Excerpts from a figure dataset:
--------------------------------------------------

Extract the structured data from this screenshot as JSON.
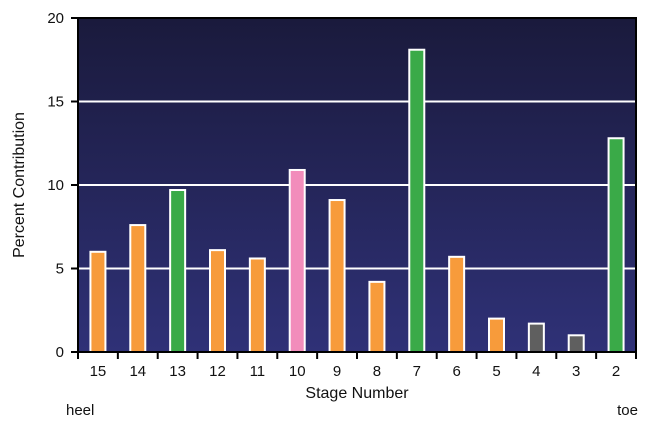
{
  "chart_data": {
    "type": "bar",
    "title": "",
    "xlabel": "Stage Number",
    "ylabel": "Percent Contribution",
    "categories": [
      "15",
      "14",
      "13",
      "12",
      "11",
      "10",
      "9",
      "8",
      "7",
      "6",
      "5",
      "4",
      "3",
      "2"
    ],
    "values": [
      6.0,
      7.6,
      9.7,
      6.1,
      5.6,
      10.9,
      9.1,
      4.2,
      18.1,
      5.7,
      2.0,
      1.7,
      1.0,
      12.8
    ],
    "bar_colors": [
      "#f79b3b",
      "#f79b3b",
      "#3aaa48",
      "#f79b3b",
      "#f79b3b",
      "#f28dbb",
      "#f79b3b",
      "#f79b3b",
      "#3aaa48",
      "#f79b3b",
      "#f79b3b",
      "#5f5f5f",
      "#5f5f5f",
      "#3aaa48"
    ],
    "ylim": [
      0,
      20
    ],
    "yticks": [
      "0",
      "5",
      "10",
      "15",
      "20"
    ],
    "grid": true,
    "background_gradient": [
      "#1a1a3c",
      "#2f3177"
    ],
    "annotations": {
      "left": "heel",
      "right": "toe"
    }
  }
}
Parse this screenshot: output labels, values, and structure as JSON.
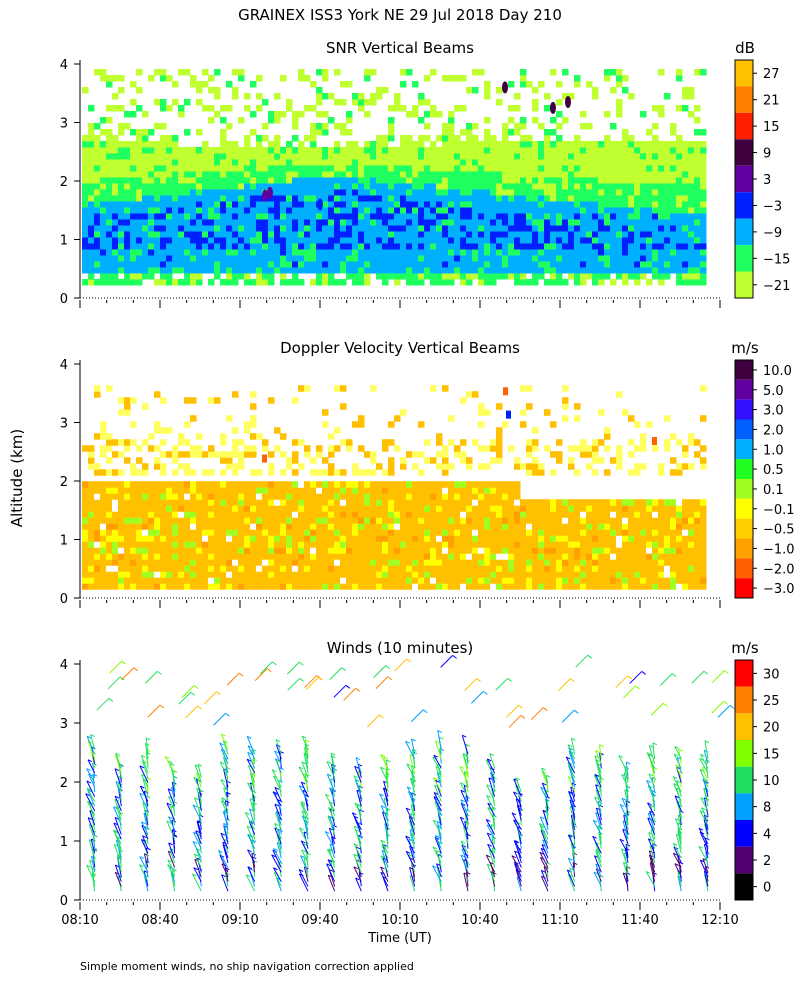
{
  "figure": {
    "title": "GRAINEX ISS3 York NE  29 Jul 2018 Day 210",
    "ylabel": "Altitude (km)",
    "xlabel": "Time (UT)",
    "footnote": "Simple moment winds, no ship navigation correction applied"
  },
  "chart_data": [
    {
      "type": "heatmap",
      "title": "SNR Vertical Beams",
      "xlabel": "Time (UT)",
      "ylabel": "Altitude (km)",
      "xlim": [
        "08:10",
        "12:10"
      ],
      "ylim": [
        0,
        4
      ],
      "yticks": [
        0,
        1,
        2,
        3,
        4
      ],
      "colorbar": {
        "unit": "dB",
        "labels": [
          "27",
          "21",
          "15",
          "9",
          "3",
          "−3",
          "−9",
          "−15",
          "−21"
        ],
        "colors": [
          "#ffc000",
          "#ff8000",
          "#ff2000",
          "#400040",
          "#6000a0",
          "#0020ff",
          "#00b0ff",
          "#20ff60",
          "#c0ff30"
        ]
      },
      "layers": [
        {
          "color": "#00b0ff",
          "ymin": 0.35,
          "ymax_start": 1.55,
          "ymax_mid": 2.05,
          "ymax_end": 1.35
        },
        {
          "color": "#0020ff",
          "ymin": 0.75,
          "ymax_start": 1.35,
          "ymax_mid": 1.85,
          "ymax_end": 0.9
        },
        {
          "color": "#20ff60",
          "ymin": 0.2,
          "ymax_start": 1.95,
          "ymax_mid": 2.25,
          "ymax_end": 1.85
        },
        {
          "color": "#c0ff30",
          "ymin": 1.75,
          "ymax_start": 2.6,
          "ymax_mid": 2.55,
          "ymax_end": 2.65
        }
      ]
    },
    {
      "type": "heatmap",
      "title": "Doppler Velocity Vertical Beams",
      "xlabel": "Time (UT)",
      "ylabel": "Altitude (km)",
      "xlim": [
        "08:10",
        "12:10"
      ],
      "ylim": [
        0,
        4
      ],
      "yticks": [
        0,
        1,
        2,
        3,
        4
      ],
      "colorbar": {
        "unit": "m/s",
        "labels": [
          "10.0",
          "5.0",
          "3.0",
          "2.0",
          "1.0",
          "0.5",
          "0.1",
          "−0.1",
          "−0.5",
          "−1.0",
          "−2.0",
          "−3.0"
        ],
        "colors": [
          "#400040",
          "#6000a0",
          "#3010ff",
          "#0060ff",
          "#00b0ff",
          "#20ff20",
          "#a0ff20",
          "#ffff00",
          "#ffd000",
          "#ffa000",
          "#ff6000",
          "#ff0000"
        ]
      },
      "main_band": {
        "color": "#ffc000",
        "ymin": 0.15,
        "ymax": 1.9
      },
      "upper_band": {
        "color": "#ffff60",
        "ymin": 2.0,
        "ymax": 2.7
      }
    },
    {
      "type": "scatter",
      "title": "Winds (10 minutes)",
      "xlabel": "Time (UT)",
      "ylabel": "Altitude (km)",
      "xlim": [
        "08:10",
        "12:10"
      ],
      "xticks": [
        "08:10",
        "08:40",
        "09:10",
        "09:40",
        "10:10",
        "10:40",
        "11:10",
        "11:40",
        "12:10"
      ],
      "ylim": [
        0,
        4
      ],
      "yticks": [
        0,
        1,
        2,
        3,
        4
      ],
      "colorbar": {
        "unit": "m/s",
        "labels": [
          "30",
          "25",
          "20",
          "15",
          "10",
          "8",
          "4",
          "2",
          "0"
        ],
        "colors": [
          "#ff0000",
          "#ff8000",
          "#ffc000",
          "#80ff00",
          "#20e060",
          "#00a0ff",
          "#0000ff",
          "#500070",
          "#000000"
        ]
      },
      "profile_times": [
        "08:20",
        "08:30",
        "08:40",
        "08:50",
        "09:00",
        "09:10",
        "09:20",
        "09:30",
        "09:40",
        "09:50",
        "10:00",
        "10:10",
        "10:20",
        "10:30",
        "10:40",
        "10:50",
        "11:00",
        "11:10",
        "11:20",
        "11:30",
        "11:40",
        "11:50",
        "12:00",
        "12:10"
      ],
      "barb_height_top": [
        2.6,
        2.3,
        2.5,
        2.2,
        2.1,
        2.6,
        2.5,
        2.5,
        2.6,
        2.3,
        2.2,
        2.3,
        2.5,
        2.6,
        2.5,
        2.3,
        1.9,
        2.0,
        2.5,
        2.4,
        2.2,
        2.4,
        2.4,
        2.4
      ],
      "direction_deg": "northwesterly to westerly",
      "speed_range": [
        0,
        30
      ]
    }
  ]
}
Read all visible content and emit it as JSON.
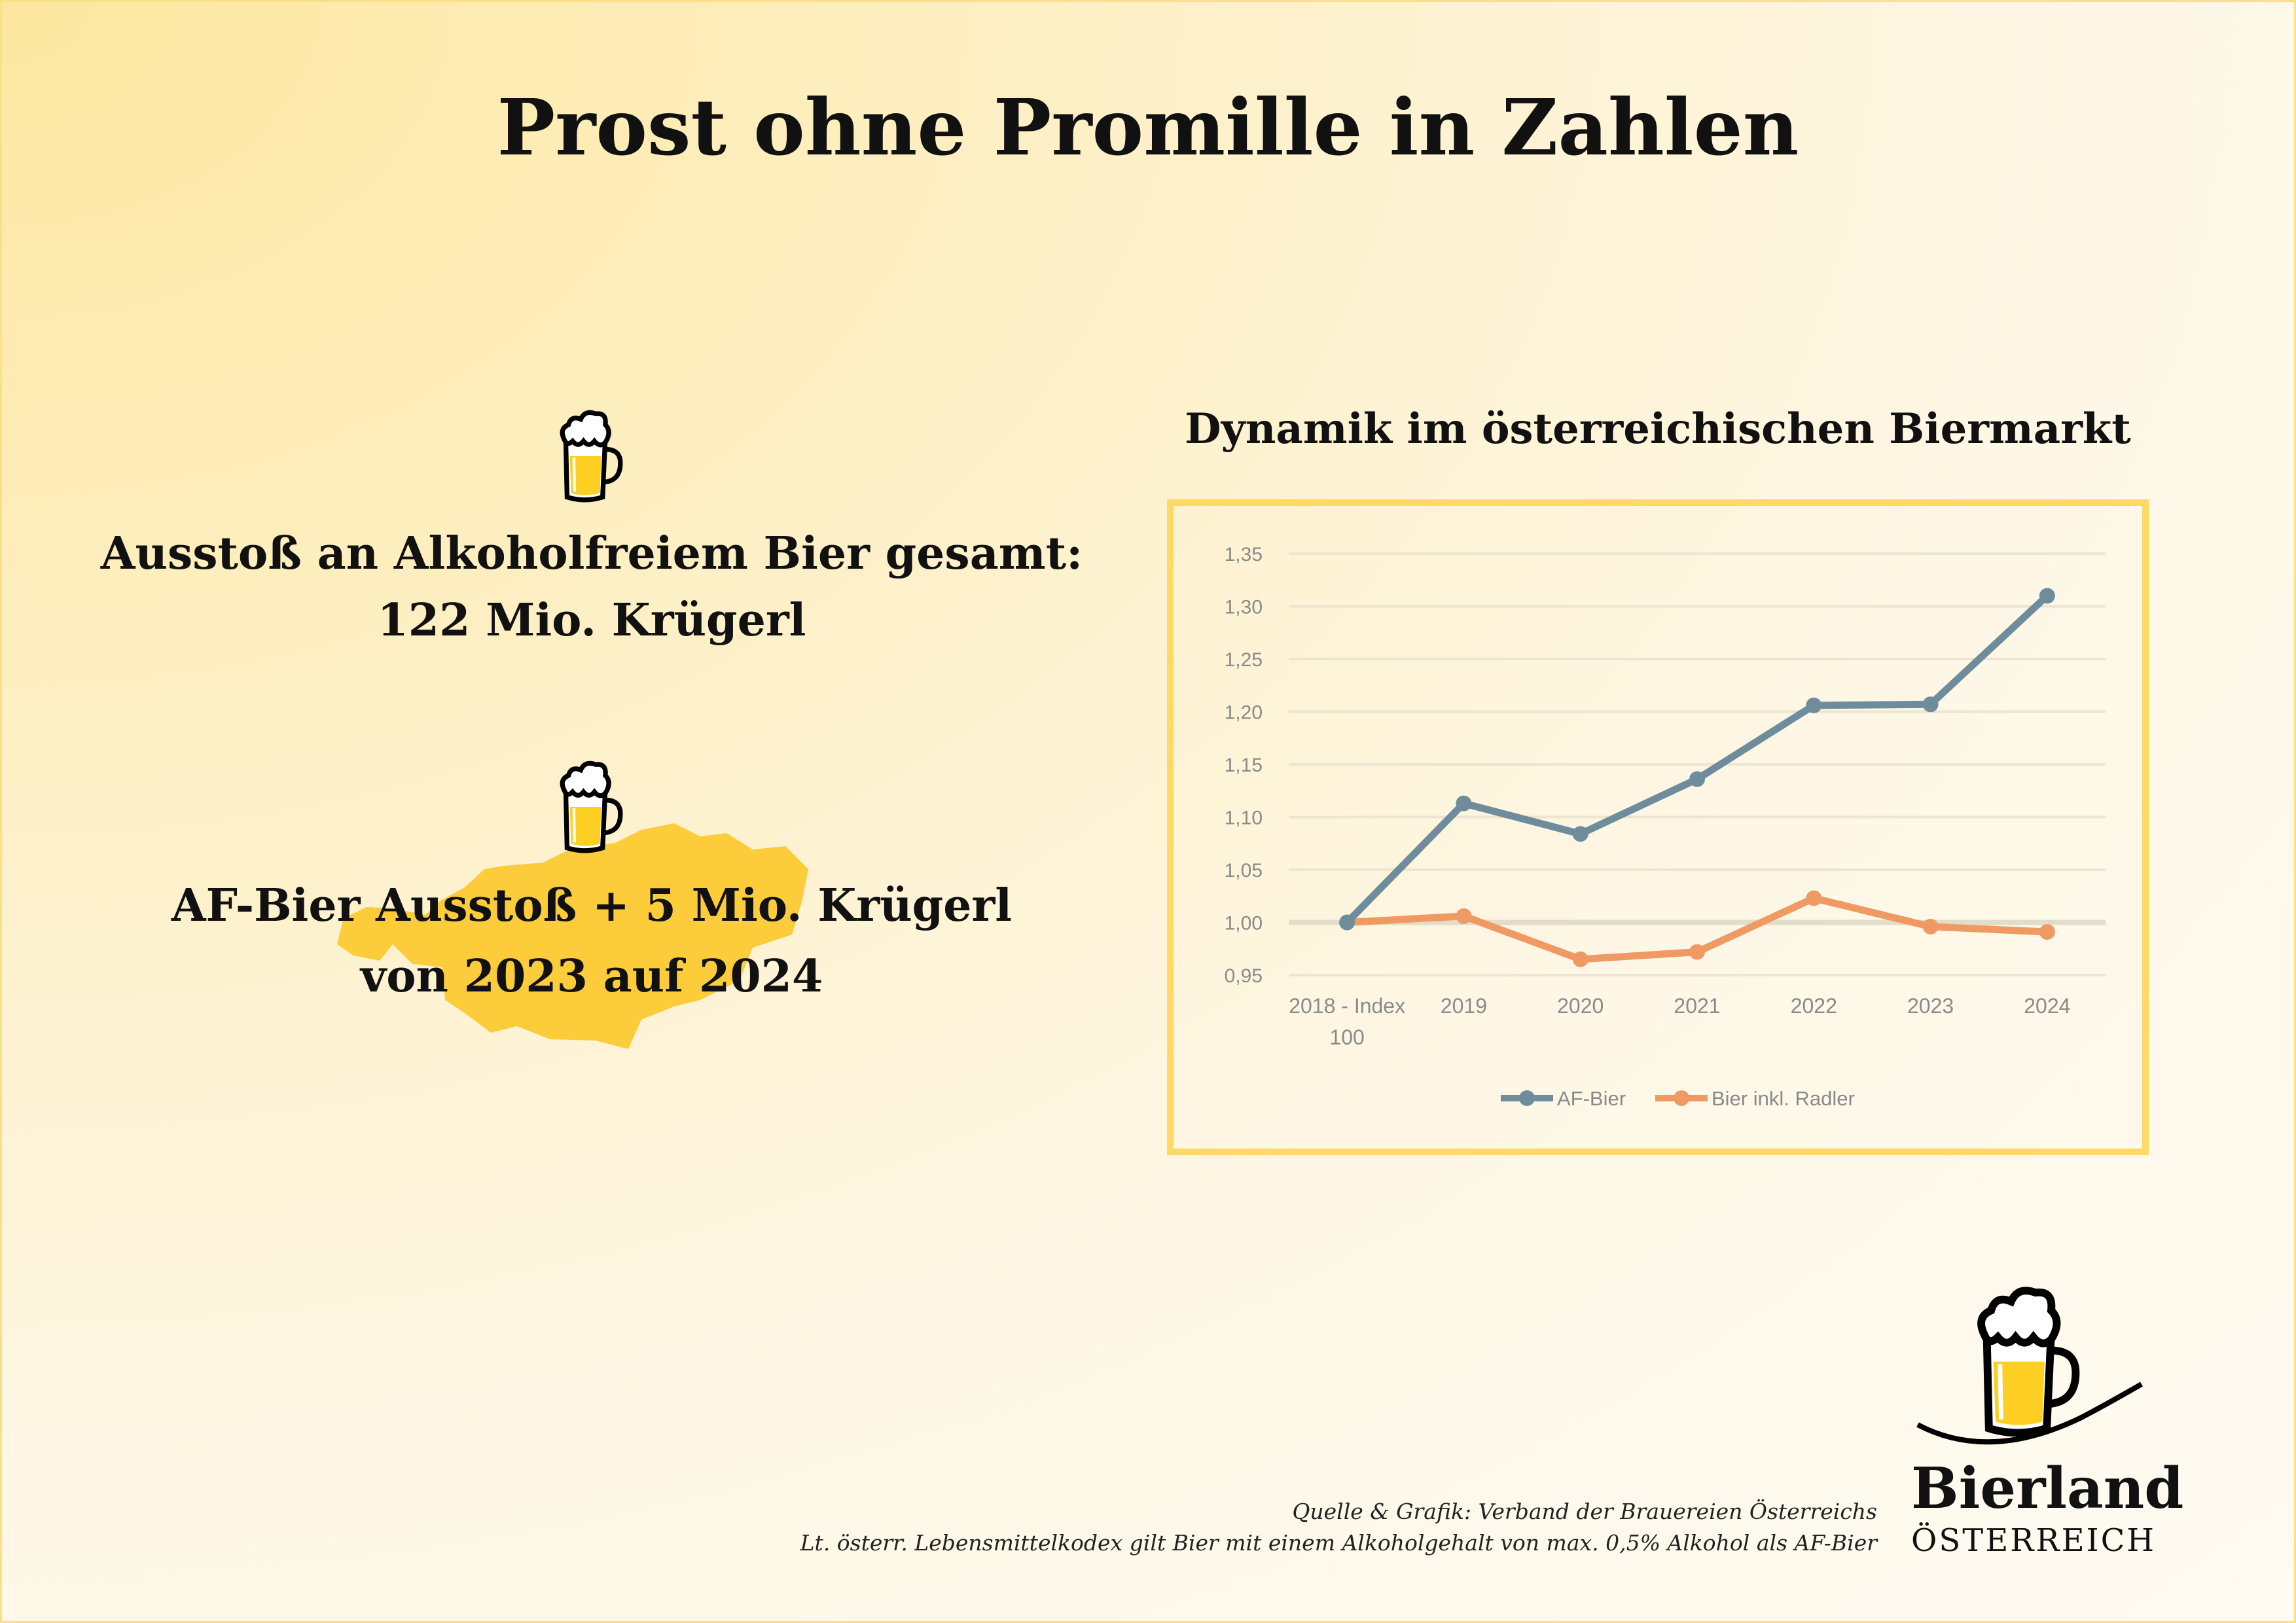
{
  "title": "Prost ohne Promille in Zahlen",
  "stat1": {
    "line1": "Ausstoß an Alkoholfreiem Bier gesamt:",
    "line2": "122 Mio. Krügerl"
  },
  "stat2": {
    "line1": "AF-Bier Ausstoß + 5 Mio. Krügerl",
    "line2": "von 2023 auf 2024"
  },
  "colors": {
    "accent": "#ffd966",
    "beer": "#fccf22",
    "af": "#6e8c9c",
    "radler": "#f09a63",
    "map": "#fdcc3a"
  },
  "chart_data": {
    "type": "line",
    "title": "Dynamik im österreichischen Biermarkt",
    "categories": [
      "2018 - Index 100",
      "2019",
      "2020",
      "2021",
      "2022",
      "2023",
      "2024"
    ],
    "category_lines": [
      [
        "2018 - Index",
        "100"
      ],
      [
        "2019"
      ],
      [
        "2020"
      ],
      [
        "2021"
      ],
      [
        "2022"
      ],
      [
        "2023"
      ],
      [
        "2024"
      ]
    ],
    "ylim": [
      0.95,
      1.35
    ],
    "yticks": [
      "0,95",
      "1,00",
      "1,05",
      "1,10",
      "1,15",
      "1,20",
      "1,25",
      "1,30",
      "1,35"
    ],
    "ytick_values": [
      0.95,
      1.0,
      1.05,
      1.1,
      1.15,
      1.2,
      1.25,
      1.3,
      1.35
    ],
    "grid": true,
    "legend_position": "bottom",
    "series": [
      {
        "name": "AF-Bier",
        "color": "#6e8c9c",
        "values": [
          1.0,
          1.113,
          1.084,
          1.136,
          1.206,
          1.207,
          1.31
        ]
      },
      {
        "name": "Bier inkl. Radler",
        "color": "#f09a63",
        "values": [
          1.0,
          1.006,
          0.965,
          0.972,
          1.023,
          0.996,
          0.991
        ]
      }
    ]
  },
  "footer": {
    "source": "Quelle & Grafik: Verband der Brauereien Österreichs",
    "note": "Lt. österr. Lebensmittelkodex gilt Bier mit einem Alkoholgehalt von max. 0,5% Alkohol als AF-Bier"
  },
  "logo": {
    "word": "Bierland",
    "sub": "ÖSTERREICH"
  }
}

--------------------------------------------------

## Task
List all lines from the entries that include the word "this".

## Task response
Extract the structured data from this screenshot as JSON.
Parse this screenshot: output labels, values, and structure as JSON.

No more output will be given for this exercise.